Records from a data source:
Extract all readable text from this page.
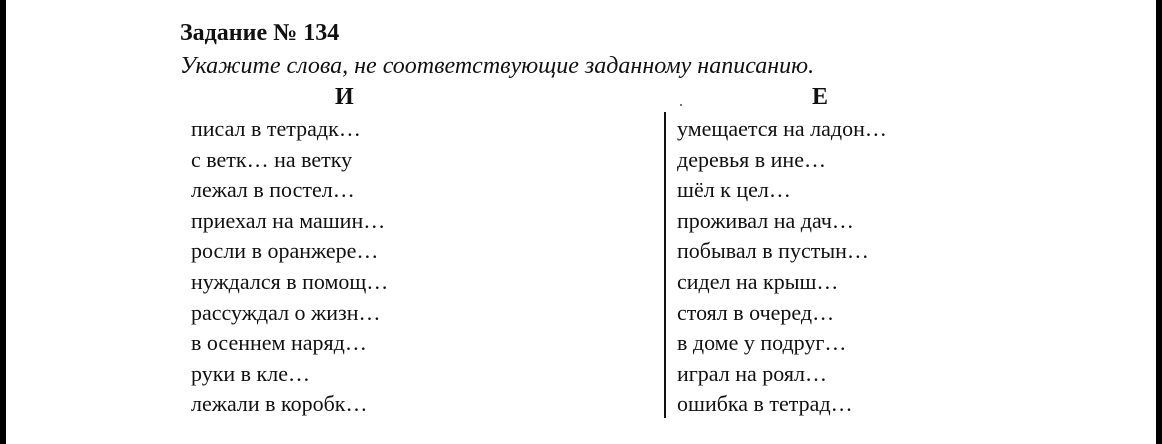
Задание № 134
Укажите слова, не соответствующие заданному написанию.
И	Е
писал в тетрадк…
с ветк… на ветку
лежал в постел…
приехал на машин…
росли в оранжере…
нуждался в помощ…
рассуждал о жизн…
в осеннем наряд…
руки в кле…
лежали в коробк…
умещается на ладон…
деревья в ине…
шёл к цел…
проживал на дач…
побывал в пустын…
сидел на крыш…
стоял в очеред…
в доме у подруг…
играл на роял…
ошибка в тетрад…
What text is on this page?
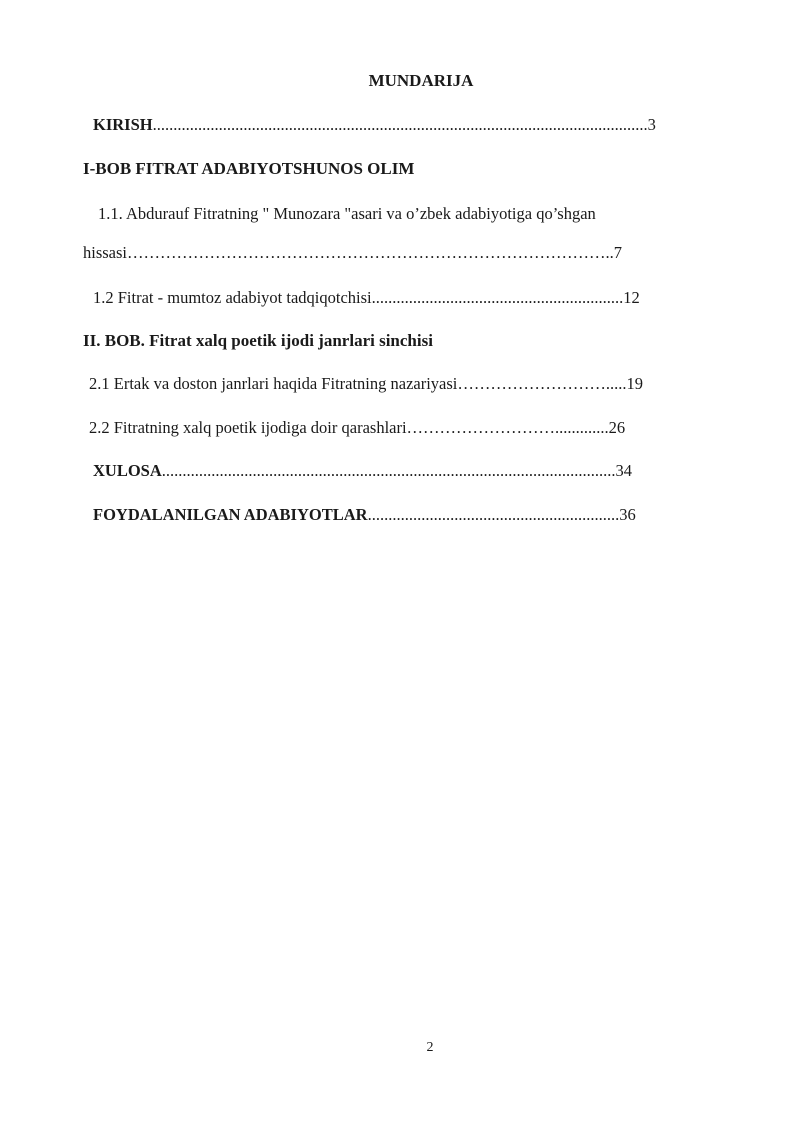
MUNDARIJA
KIRISH........................................................................................................................3
I-BOB FITRAT ADABIYOTSHUNOS OLIM
1.1. Abdurauf Fitratning " Munozara "asari va o’zbek adabiyotiga qo’shgan
hissasi……………………………………………………………………………..7
1.2 Fitrat - mumtoz adabiyot tadqiqotchisi.............................................................12
II. BOB. Fitrat xalq poetik ijodi janrlari sinchisi
2.1 Ertak va doston janrlari haqida Fitratning nazariyasi……………………….....19
2.2 Fitratning xalq poetik ijodiga doir qarashlari……………………….............26
XULOSA..............................................................................................................34
FOYDALANILGAN ADABIYOTLAR.............................................................36
2
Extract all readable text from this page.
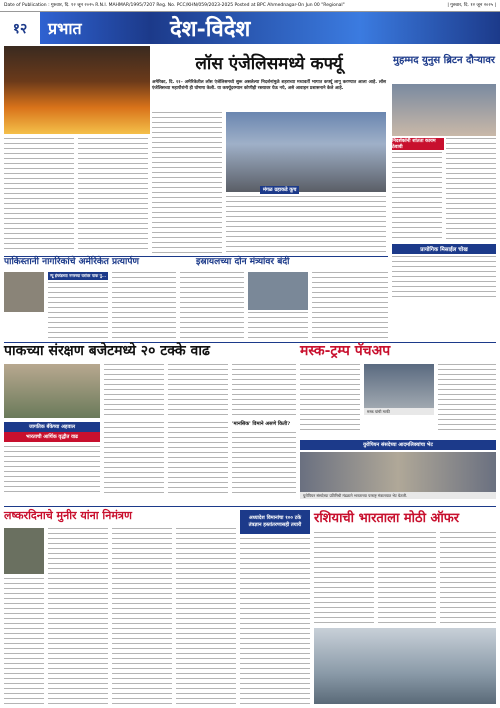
Date of Publication : गुरुवार, दि. १२ जून २०२५ R.N.I. MAHMAR/1995/7207 Reg. No. PCC/KHN/059/2023-2025 Posted at BPC Ahmednagar-On Jun 00 "Regional"	| गुरुवार, दि. १२ जून २०२५ |
१२	प्रभात	देश-विदेश
लॉस एंजेलिसमध्ये कर्फ्यू
अमेरिका, दि. ११– अमेरिकेतील लॉस एंजेलिसमध्ये सुरू असलेल्या निदर्शनांमुळे शहराच्या मध्यवर्ती भागात कर्फ्यू लागू करण्यात आला आहे. लॉस एंजेलिसच्या महापौरांनी ही घोषणा केली. या कर्फ्यूदरम्यान कोणीही रस्त्यावर येऊ नये, असे आवाहन प्रशासनाने केले आहे.
मंगळ ग्रहाकडे कूच
मुहम्मद युनुस ब्रिटन दौऱ्यावर
निदर्शकांनी शांतता कायम ठेवावी
प्रायोगिक मिसाईल चोख
पाकिस्तानी नागरिकांचे अमेरिकेत प्रत्यार्पण
न्यू इंग्लंडच्या नगरच्या घरांवर पाक पु...
इस्रायलच्या दोन मंत्र्यांवर बंदी
पाकच्या संरक्षण बजेटमध्ये २० टक्के वाढ
जागतिक बँकेच्या अहवाल
भारताची आर्थिक वृद्धीत वाढ
'मानसिक' विमाने असणे किती?
मस्क-ट्रम्प पॅचअप
मस्क यांची माफी
युरोपियन संसदेच्या आदमलिक्यांचा भेट
युरोपियन संसदेच्या प्रतिनिधी मंडळाने भारताच्या परराष्ट्र मंत्रालयात भेट घेतली.
लष्करदिनाचे मुनीर यांना निमंत्रण	अध्यादेश विमानांचा १०० टके तंत्रज्ञान हस्तांतरणासही तयारी रशियाची भारताला मोठी ऑफर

→ **Exercise objective**
From the data above, show each line that contains "Fitratning".

→ **Answer for this exercise**
1.1. Abdurauf Fitratning " Munozara "asari va o’zbek adabiyotiga qo’shgan
2.1 Ertak va doston janrlari haqida Fitratning nazariyasi……………………….....19
2.2 Fitratning xalq poetik ijodiga doir qarashlari……………………….............26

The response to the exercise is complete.